Direction
Repeat the records word for word, excluding any picture.

Record set
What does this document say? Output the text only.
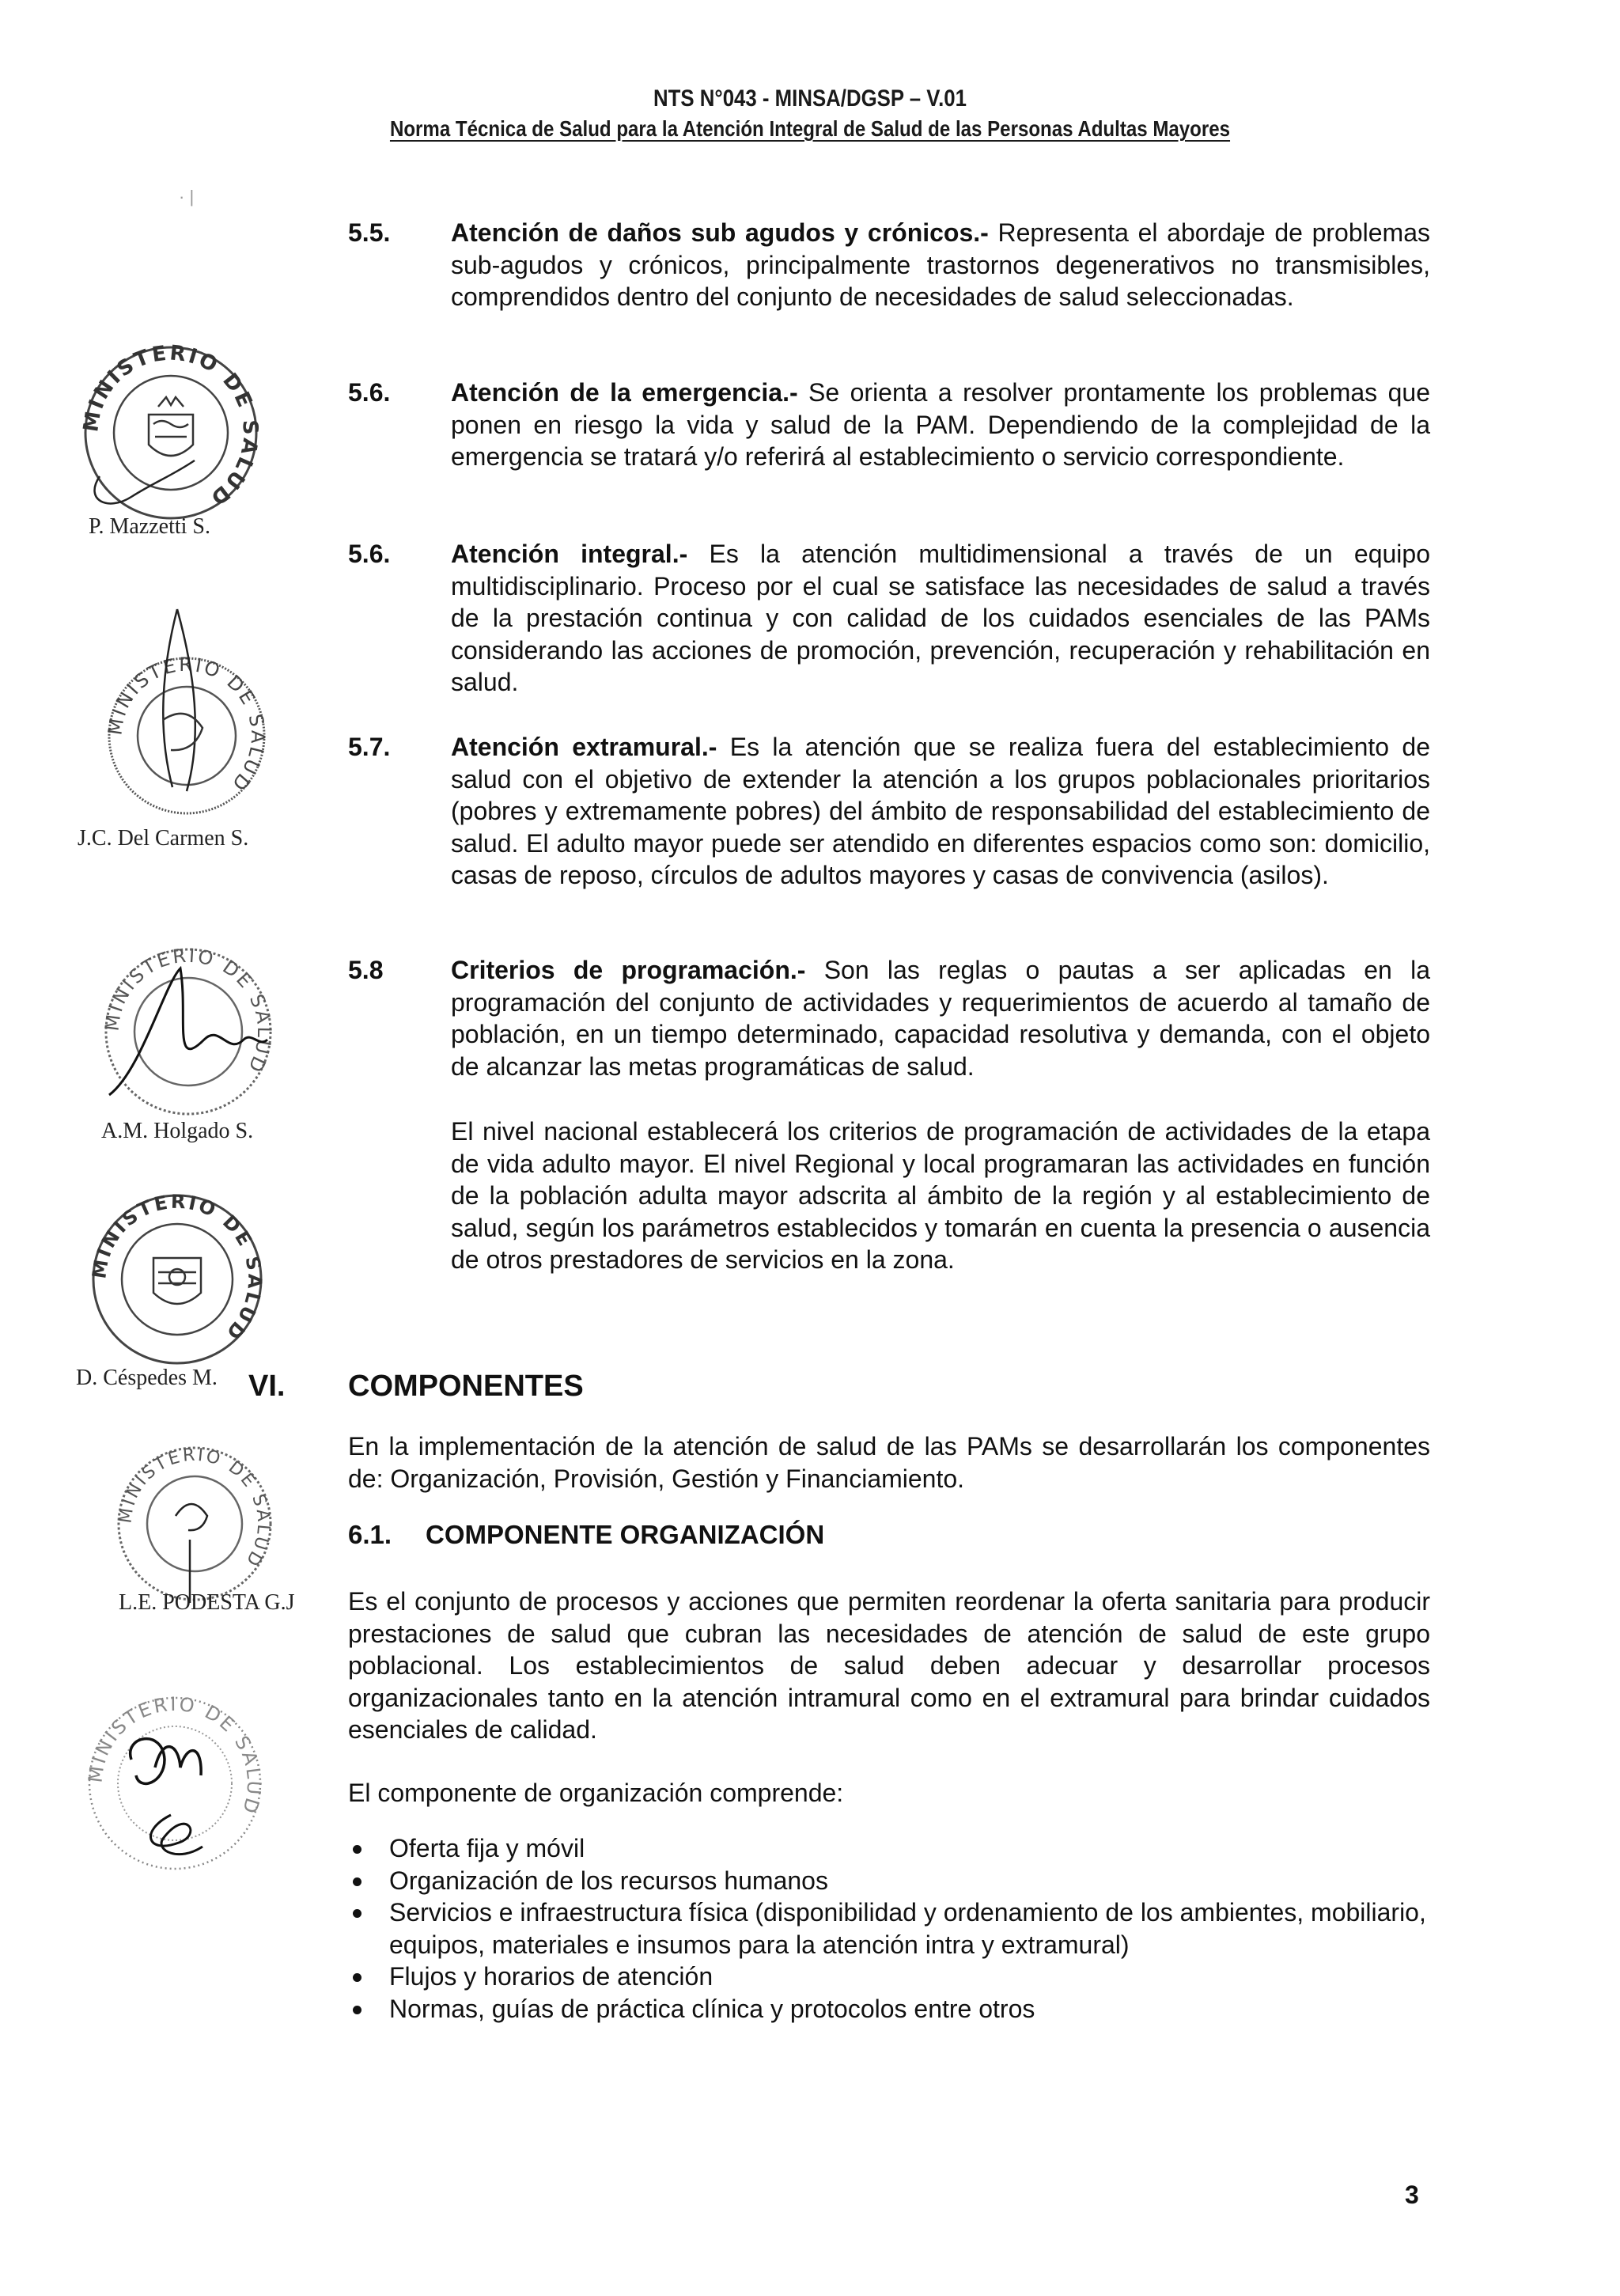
NTS N°043 - MINSA/DGSP – V.01
Norma Técnica de Salud para la Atención Integral de Salud de las Personas Adultas Mayores
· |
5.5. Atención de daños sub agudos y crónicos.- Representa el abordaje de problemas sub-agudos y crónicos, principalmente trastornos degenerativos no transmisibles, comprendidos dentro del conjunto de necesidades de salud seleccionadas.
5.6. Atención de la emergencia.- Se orienta a resolver prontamente los problemas que ponen en riesgo la vida y salud de la PAM. Dependiendo de la complejidad de la emergencia se tratará y/o referirá al establecimiento o servicio correspondiente.
5.6. Atención integral.- Es la atención multidimensional a través de un equipo multidisciplinario. Proceso por el cual se satisface las necesidades de salud a través de la prestación continua y con calidad de los cuidados esenciales de las PAMs considerando las acciones de promoción, prevención, recuperación y rehabilitación en salud.
5.7. Atención extramural.- Es la atención que se realiza fuera del establecimiento de salud con el objetivo de extender la atención a los grupos poblacionales prioritarios (pobres y extremamente pobres) del ámbito de responsabilidad del establecimiento de salud. El adulto mayor puede ser atendido en diferentes espacios como son: domicilio, casas de reposo, círculos de adultos mayores y casas de convivencia (asilos).
5.8	Criterios de programación.- Son las reglas o pautas a ser aplicadas en la programación del conjunto de actividades y requerimientos de acuerdo al tamaño de población, en un tiempo determinado, capacidad resolutiva y demanda, con el objeto de alcanzar las metas programáticas de salud.
El nivel nacional establecerá los criterios de programación de actividades de la etapa de vida adulto mayor. El nivel Regional y local programaran las actividades en función de la población adulta mayor adscrita al ámbito de la región y al establecimiento de salud, según los parámetros establecidos y tomarán en cuenta la presencia o ausencia de otros prestadores de servicios en la zona.
VI. COMPONENTES
En la implementación de la atención de salud de las PAMs se desarrollarán los componentes de: Organización, Provisión, Gestión y Financiamiento.
6.1. COMPONENTE ORGANIZACIÓN
Es el conjunto de procesos y acciones que permiten reordenar la oferta sanitaria para producir prestaciones de salud que cubran las necesidades de atención de salud de este grupo poblacional. Los establecimientos de salud deben adecuar y desarrollar procesos organizacionales tanto en la atención intramural como en el extramural para brindar cuidados esenciales de calidad.
El componente de organización comprende:
Oferta fija y móvil
Organización de los recursos humanos
Servicios e infraestructura física (disponibilidad y ordenamiento de los ambientes, mobiliario, equipos, materiales e insumos para la atención intra y extramural)
Flujos y horarios de atención
Normas, guías de práctica clínica y protocolos entre otros
3
MINISTERIO DE SALUD
P. Mazzetti S.
MINISTERIO DE SALUD
J.C. Del Carmen S.
MINISTERIO DE SALUD
A.M. Holgado S.
MINISTERIO DE SALUD
D. Céspedes M.
MINISTERIO DE SALUD
L.E. PODESTA G.J
MINISTERIO DE SALUD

Answer to this task
What does this document say? Output the text only.
NTS N°043 - MINSA/DGSP – V.01
Norma Técnica de Salud para la Atención Integral de Salud de las Personas Adultas Mayores
· |
5.5. Atención de daños sub agudos y crónicos.- Representa el abordaje de problemas sub-agudos y crónicos, principalmente trastornos degenerativos no transmisibles, comprendidos dentro del conjunto de necesidades de salud seleccionadas.
5.6. Atención de la emergencia.- Se orienta a resolver prontamente los problemas que ponen en riesgo la vida y salud de la PAM. Dependiendo de la complejidad de la emergencia se tratará y/o referirá al establecimiento o servicio correspondiente.
5.6. Atención integral.- Es la atención multidimensional a través de un equipo multidisciplinario. Proceso por el cual se satisface las necesidades de salud a través de la prestación continua y con calidad de los cuidados esenciales de las PAMs considerando las acciones de promoción, prevención, recuperación y rehabilitación en salud.
5.7. Atención extramural.- Es la atención que se realiza fuera del establecimiento de salud con el objetivo de extender la atención a los grupos poblacionales prioritarios (pobres y extremamente pobres) del ámbito de responsabilidad del establecimiento de salud. El adulto mayor puede ser atendido en diferentes espacios como son: domicilio, casas de reposo, círculos de adultos mayores y casas de convivencia (asilos).
5.8	Criterios de programación.- Son las reglas o pautas a ser aplicadas en la programación del conjunto de actividades y requerimientos de acuerdo al tamaño de población, en un tiempo determinado, capacidad resolutiva y demanda, con el objeto de alcanzar las metas programáticas de salud.
El nivel nacional establecerá los criterios de programación de actividades de la etapa de vida adulto mayor. El nivel Regional y local programaran las actividades en función de la población adulta mayor adscrita al ámbito de la región y al establecimiento de salud, según los parámetros establecidos y tomarán en cuenta la presencia o ausencia de otros prestadores de servicios en la zona.
VI. COMPONENTES
En la implementación de la atención de salud de las PAMs se desarrollarán los componentes de: Organización, Provisión, Gestión y Financiamiento.
6.1. COMPONENTE ORGANIZACIÓN
Es el conjunto de procesos y acciones que permiten reordenar la oferta sanitaria para producir prestaciones de salud que cubran las necesidades de atención de salud de este grupo poblacional. Los establecimientos de salud deben adecuar y desarrollar procesos organizacionales tanto en la atención intramural como en el extramural para brindar cuidados esenciales de calidad.
El componente de organización comprende:
Oferta fija y móvil
Organización de los recursos humanos
Servicios e infraestructura física (disponibilidad y ordenamiento de los ambientes, mobiliario, equipos, materiales e insumos para la atención intra y extramural)
Flujos y horarios de atención
Normas, guías de práctica clínica y protocolos entre otros
3
MINISTERIO DE SALUD
P. Mazzetti S.
MINISTERIO DE SALUD
J.C. Del Carmen S.
MINISTERIO DE SALUD
A.M. Holgado S.
MINISTERIO DE SALUD
D. Céspedes M.
MINISTERIO DE SALUD
L.E. PODESTA G.J
MINISTERIO DE SALUD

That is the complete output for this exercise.